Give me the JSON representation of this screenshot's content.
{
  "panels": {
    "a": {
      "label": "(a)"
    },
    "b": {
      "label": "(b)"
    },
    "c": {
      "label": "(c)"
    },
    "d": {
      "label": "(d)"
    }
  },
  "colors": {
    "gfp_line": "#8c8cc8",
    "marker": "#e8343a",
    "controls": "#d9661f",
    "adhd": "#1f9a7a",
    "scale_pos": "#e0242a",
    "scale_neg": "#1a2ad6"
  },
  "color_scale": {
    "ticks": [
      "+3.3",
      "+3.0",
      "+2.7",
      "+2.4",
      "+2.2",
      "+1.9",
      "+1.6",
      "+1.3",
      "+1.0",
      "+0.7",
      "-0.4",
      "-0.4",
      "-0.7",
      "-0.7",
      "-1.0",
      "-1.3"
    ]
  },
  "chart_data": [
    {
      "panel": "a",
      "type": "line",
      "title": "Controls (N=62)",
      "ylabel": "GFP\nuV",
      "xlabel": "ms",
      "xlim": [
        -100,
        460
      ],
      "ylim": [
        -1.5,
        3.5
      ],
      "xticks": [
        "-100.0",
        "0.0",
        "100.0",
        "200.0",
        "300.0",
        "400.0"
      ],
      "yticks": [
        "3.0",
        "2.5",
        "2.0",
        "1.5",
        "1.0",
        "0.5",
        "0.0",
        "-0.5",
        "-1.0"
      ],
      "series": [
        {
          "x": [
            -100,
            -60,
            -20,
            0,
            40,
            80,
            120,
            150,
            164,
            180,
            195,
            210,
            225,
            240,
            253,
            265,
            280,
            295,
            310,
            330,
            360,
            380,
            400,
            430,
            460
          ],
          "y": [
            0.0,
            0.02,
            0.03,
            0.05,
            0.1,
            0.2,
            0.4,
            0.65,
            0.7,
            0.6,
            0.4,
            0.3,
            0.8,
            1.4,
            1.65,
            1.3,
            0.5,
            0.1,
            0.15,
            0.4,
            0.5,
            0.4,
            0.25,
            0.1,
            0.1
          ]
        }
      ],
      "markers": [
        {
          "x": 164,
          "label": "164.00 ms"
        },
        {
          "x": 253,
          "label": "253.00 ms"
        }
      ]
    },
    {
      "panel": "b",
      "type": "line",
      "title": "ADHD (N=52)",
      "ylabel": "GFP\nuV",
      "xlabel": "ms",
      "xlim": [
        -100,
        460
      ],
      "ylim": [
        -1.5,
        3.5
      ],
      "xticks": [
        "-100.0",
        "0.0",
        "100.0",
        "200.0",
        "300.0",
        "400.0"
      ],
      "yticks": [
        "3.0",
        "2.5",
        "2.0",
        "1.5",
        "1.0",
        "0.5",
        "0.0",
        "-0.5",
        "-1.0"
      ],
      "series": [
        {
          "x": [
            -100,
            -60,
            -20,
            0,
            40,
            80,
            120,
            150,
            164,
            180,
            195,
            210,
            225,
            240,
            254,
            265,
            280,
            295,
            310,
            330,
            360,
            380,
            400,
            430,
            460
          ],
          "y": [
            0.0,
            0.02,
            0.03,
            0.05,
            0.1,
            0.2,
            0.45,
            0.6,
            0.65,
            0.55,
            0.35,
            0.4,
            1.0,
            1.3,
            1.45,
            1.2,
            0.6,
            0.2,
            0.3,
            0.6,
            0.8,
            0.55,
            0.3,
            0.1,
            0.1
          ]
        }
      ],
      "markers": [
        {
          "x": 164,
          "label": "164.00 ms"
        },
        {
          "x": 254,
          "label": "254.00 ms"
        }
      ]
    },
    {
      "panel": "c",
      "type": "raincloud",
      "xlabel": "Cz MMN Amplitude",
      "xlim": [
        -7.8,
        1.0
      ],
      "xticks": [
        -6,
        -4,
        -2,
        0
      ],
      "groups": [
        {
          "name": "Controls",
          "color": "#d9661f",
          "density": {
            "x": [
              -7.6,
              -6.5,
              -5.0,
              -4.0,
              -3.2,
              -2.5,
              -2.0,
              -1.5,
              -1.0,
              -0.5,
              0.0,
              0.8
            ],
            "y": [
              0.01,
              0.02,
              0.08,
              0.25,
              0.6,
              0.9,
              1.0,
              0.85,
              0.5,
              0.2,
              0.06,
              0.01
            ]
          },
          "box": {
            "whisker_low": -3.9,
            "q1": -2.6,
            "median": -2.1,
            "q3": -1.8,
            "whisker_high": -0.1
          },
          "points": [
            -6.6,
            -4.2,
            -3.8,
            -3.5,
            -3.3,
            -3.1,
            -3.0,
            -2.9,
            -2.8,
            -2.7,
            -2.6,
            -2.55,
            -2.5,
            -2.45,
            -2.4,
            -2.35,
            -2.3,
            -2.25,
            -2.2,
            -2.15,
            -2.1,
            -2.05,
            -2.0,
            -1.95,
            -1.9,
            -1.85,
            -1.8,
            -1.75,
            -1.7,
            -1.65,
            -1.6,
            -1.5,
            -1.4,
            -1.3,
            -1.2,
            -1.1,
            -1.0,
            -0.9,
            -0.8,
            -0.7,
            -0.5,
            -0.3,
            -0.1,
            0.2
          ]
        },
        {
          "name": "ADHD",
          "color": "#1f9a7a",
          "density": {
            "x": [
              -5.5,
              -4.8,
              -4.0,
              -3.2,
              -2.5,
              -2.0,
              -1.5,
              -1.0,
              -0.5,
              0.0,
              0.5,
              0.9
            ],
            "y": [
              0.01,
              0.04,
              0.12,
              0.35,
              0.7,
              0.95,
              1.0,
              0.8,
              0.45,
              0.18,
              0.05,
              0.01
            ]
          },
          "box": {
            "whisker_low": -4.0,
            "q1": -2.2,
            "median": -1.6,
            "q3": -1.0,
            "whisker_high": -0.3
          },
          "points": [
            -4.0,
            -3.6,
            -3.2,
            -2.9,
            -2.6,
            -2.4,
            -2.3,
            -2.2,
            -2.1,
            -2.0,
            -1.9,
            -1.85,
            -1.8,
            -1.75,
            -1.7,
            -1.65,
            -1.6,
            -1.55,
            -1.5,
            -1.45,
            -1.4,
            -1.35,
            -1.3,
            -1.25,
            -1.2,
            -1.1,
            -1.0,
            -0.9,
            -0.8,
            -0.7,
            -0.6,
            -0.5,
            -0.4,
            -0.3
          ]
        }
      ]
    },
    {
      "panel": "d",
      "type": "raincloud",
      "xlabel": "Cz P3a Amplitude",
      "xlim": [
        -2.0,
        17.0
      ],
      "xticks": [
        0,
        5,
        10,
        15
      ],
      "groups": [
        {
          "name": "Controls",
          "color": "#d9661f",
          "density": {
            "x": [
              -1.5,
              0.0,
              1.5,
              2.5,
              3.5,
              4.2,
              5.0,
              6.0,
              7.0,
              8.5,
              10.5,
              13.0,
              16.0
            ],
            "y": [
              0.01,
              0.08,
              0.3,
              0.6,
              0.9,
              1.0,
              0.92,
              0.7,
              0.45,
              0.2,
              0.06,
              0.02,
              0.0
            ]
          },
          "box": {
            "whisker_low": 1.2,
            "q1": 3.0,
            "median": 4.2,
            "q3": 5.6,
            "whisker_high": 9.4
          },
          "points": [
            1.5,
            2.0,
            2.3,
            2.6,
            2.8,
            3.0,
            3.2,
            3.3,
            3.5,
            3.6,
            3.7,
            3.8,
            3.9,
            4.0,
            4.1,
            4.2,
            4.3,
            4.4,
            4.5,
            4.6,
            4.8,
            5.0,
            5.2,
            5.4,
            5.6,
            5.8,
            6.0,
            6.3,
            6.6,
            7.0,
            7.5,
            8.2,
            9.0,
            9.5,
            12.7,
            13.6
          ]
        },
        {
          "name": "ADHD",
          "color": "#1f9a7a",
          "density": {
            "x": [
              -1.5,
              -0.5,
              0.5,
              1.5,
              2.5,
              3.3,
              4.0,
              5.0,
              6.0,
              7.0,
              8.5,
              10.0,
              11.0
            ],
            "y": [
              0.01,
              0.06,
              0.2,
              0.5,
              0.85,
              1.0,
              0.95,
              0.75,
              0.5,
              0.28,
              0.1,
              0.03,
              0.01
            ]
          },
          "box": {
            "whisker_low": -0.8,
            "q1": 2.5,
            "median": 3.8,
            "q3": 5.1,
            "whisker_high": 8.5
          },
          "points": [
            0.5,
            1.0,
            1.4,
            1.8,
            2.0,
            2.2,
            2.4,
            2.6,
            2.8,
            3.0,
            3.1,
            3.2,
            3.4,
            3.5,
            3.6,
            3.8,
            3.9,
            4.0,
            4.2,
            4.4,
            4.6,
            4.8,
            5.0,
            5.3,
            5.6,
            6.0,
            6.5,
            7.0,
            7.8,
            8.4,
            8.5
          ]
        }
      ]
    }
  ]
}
^^^^^^^^^^^^^^^^
Set exercise: Copy every line of the records above that contains "median".

Final answer:
            "median": -2.1,
            "median": -1.6,
            "median": 4.2,
            "median": 3.8,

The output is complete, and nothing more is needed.